- Supplied records
+++

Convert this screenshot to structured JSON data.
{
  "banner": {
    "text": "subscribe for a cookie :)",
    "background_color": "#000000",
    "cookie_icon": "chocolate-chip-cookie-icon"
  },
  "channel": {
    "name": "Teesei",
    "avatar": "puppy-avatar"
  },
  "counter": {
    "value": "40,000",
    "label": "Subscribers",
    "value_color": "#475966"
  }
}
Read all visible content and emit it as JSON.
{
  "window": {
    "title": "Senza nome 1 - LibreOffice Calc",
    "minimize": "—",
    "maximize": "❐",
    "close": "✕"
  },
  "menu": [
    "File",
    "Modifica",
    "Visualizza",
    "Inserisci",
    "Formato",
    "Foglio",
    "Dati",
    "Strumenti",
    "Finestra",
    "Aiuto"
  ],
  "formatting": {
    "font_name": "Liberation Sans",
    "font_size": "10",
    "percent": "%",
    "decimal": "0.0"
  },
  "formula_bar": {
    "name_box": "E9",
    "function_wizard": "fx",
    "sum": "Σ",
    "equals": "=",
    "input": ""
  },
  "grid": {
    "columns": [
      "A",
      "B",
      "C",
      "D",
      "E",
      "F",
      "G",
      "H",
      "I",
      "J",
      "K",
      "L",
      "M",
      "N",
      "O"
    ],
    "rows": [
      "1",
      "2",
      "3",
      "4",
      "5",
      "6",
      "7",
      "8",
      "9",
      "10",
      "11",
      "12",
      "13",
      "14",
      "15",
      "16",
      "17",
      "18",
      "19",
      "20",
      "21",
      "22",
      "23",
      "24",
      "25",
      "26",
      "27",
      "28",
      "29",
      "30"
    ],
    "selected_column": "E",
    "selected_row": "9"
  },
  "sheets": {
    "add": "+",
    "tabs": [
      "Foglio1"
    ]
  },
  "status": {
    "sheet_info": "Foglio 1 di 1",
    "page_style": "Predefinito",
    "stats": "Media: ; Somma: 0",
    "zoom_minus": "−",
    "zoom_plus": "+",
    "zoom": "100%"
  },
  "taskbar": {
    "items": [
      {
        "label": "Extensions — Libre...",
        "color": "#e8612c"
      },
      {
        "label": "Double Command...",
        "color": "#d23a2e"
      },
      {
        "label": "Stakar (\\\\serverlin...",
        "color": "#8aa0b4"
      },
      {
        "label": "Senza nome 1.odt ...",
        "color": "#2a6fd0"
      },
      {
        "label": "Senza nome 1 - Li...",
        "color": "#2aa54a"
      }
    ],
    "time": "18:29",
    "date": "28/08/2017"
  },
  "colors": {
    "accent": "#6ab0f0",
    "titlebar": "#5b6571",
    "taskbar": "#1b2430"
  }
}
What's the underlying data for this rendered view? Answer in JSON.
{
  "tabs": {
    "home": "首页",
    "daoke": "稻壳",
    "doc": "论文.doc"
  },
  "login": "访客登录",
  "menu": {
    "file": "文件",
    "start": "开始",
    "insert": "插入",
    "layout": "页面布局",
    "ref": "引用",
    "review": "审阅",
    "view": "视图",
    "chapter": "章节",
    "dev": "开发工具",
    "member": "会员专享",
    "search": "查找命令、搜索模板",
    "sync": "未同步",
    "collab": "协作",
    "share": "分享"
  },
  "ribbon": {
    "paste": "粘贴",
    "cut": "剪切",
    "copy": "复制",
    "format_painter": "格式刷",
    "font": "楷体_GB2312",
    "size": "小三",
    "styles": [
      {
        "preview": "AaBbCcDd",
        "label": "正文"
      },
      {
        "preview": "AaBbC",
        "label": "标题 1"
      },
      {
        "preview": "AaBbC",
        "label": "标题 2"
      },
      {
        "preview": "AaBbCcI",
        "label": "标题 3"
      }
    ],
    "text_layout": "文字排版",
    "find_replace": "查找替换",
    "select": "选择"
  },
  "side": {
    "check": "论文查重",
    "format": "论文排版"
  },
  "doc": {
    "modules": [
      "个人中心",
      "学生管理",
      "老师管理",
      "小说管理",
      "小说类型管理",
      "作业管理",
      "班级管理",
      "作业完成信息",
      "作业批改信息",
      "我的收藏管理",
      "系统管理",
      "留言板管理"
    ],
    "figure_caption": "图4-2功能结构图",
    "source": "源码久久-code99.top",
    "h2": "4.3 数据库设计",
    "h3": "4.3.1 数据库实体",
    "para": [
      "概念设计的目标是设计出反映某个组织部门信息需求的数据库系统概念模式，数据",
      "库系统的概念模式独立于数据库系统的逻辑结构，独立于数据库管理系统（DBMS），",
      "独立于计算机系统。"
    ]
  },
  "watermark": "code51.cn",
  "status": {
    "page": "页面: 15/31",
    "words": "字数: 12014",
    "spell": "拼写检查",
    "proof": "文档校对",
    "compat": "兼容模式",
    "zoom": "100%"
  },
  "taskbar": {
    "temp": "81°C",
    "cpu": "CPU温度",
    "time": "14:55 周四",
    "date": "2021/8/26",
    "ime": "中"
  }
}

+++

- What the exercise asks
Make an exact copy of the records.

- Completed task
Convert this screenshot to structured JSON data.
{
  "banner": {
    "text": "subscribe for a cookie :)",
    "background_color": "#000000",
    "cookie_icon": "chocolate-chip-cookie-icon"
  },
  "channel": {
    "name": "Teesei",
    "avatar": "puppy-avatar"
  },
  "counter": {
    "value": "40,000",
    "label": "Subscribers",
    "value_color": "#475966"
  }
}
Read all visible content and emit it as JSON.
{
  "window": {
    "title": "Senza nome 1 - LibreOffice Calc",
    "minimize": "—",
    "maximize": "❐",
    "close": "✕"
  },
  "menu": [
    "File",
    "Modifica",
    "Visualizza",
    "Inserisci",
    "Formato",
    "Foglio",
    "Dati",
    "Strumenti",
    "Finestra",
    "Aiuto"
  ],
  "formatting": {
    "font_name": "Liberation Sans",
    "font_size": "10",
    "percent": "%",
    "decimal": "0.0"
  },
  "formula_bar": {
    "name_box": "E9",
    "function_wizard": "fx",
    "sum": "Σ",
    "equals": "=",
    "input": ""
  },
  "grid": {
    "columns": [
      "A",
      "B",
      "C",
      "D",
      "E",
      "F",
      "G",
      "H",
      "I",
      "J",
      "K",
      "L",
      "M",
      "N",
      "O"
    ],
    "rows": [
      "1",
      "2",
      "3",
      "4",
      "5",
      "6",
      "7",
      "8",
      "9",
      "10",
      "11",
      "12",
      "13",
      "14",
      "15",
      "16",
      "17",
      "18",
      "19",
      "20",
      "21",
      "22",
      "23",
      "24",
      "25",
      "26",
      "27",
      "28",
      "29",
      "30"
    ],
    "selected_column": "E",
    "selected_row": "9"
  },
  "sheets": {
    "add": "+",
    "tabs": [
      "Foglio1"
    ]
  },
  "status": {
    "sheet_info": "Foglio 1 di 1",
    "page_style": "Predefinito",
    "stats": "Media: ; Somma: 0",
    "zoom_minus": "−",
    "zoom_plus": "+",
    "zoom": "100%"
  },
  "taskbar": {
    "items": [
      {
        "label": "Extensions — Libre...",
        "color": "#e8612c"
      },
      {
        "label": "Double Command...",
        "color": "#d23a2e"
      },
      {
        "label": "Stakar (\\\\serverlin...",
        "color": "#8aa0b4"
      },
      {
        "label": "Senza nome 1.odt ...",
        "color": "#2a6fd0"
      },
      {
        "label": "Senza nome 1 - Li...",
        "color": "#2aa54a"
      }
    ],
    "time": "18:29",
    "date": "28/08/2017"
  },
  "colors": {
    "accent": "#6ab0f0",
    "titlebar": "#5b6571",
    "taskbar": "#1b2430"
  }
}
What's the underlying data for this rendered view? Answer in JSON.
{
  "tabs": {
    "home": "首页",
    "daoke": "稻壳",
    "doc": "论文.doc"
  },
  "login": "访客登录",
  "menu": {
    "file": "文件",
    "start": "开始",
    "insert": "插入",
    "layout": "页面布局",
    "ref": "引用",
    "review": "审阅",
    "view": "视图",
    "chapter": "章节",
    "dev": "开发工具",
    "member": "会员专享",
    "search": "查找命令、搜索模板",
    "sync": "未同步",
    "collab": "协作",
    "share": "分享"
  },
  "ribbon": {
    "paste": "粘贴",
    "cut": "剪切",
    "copy": "复制",
    "format_painter": "格式刷",
    "font": "楷体_GB2312",
    "size": "小三",
    "styles": [
      {
        "preview": "AaBbCcDd",
        "label": "正文"
      },
      {
        "preview": "AaBbC",
        "label": "标题 1"
      },
      {
        "preview": "AaBbC",
        "label": "标题 2"
      },
      {
        "preview": "AaBbCcI",
        "label": "标题 3"
      }
    ],
    "text_layout": "文字排版",
    "find_replace": "查找替换",
    "select": "选择"
  },
  "side": {
    "check": "论文查重",
    "format": "论文排版"
  },
  "doc": {
    "modules": [
      "个人中心",
      "学生管理",
      "老师管理",
      "小说管理",
      "小说类型管理",
      "作业管理",
      "班级管理",
      "作业完成信息",
      "作业批改信息",
      "我的收藏管理",
      "系统管理",
      "留言板管理"
    ],
    "figure_caption": "图4-2功能结构图",
    "source": "源码久久-code99.top",
    "h2": "4.3 数据库设计",
    "h3": "4.3.1 数据库实体",
    "para": [
      "概念设计的目标是设计出反映某个组织部门信息需求的数据库系统概念模式，数据",
      "库系统的概念模式独立于数据库系统的逻辑结构，独立于数据库管理系统（DBMS），",
      "独立于计算机系统。"
    ]
  },
  "watermark": "code51.cn",
  "status": {
    "page": "页面: 15/31",
    "words": "字数: 12014",
    "spell": "拼写检查",
    "proof": "文档校对",
    "compat": "兼容模式",
    "zoom": "100%"
  },
  "taskbar": {
    "temp": "81°C",
    "cpu": "CPU温度",
    "time": "14:55 周四",
    "date": "2021/8/26",
    "ime": "中"
  }
}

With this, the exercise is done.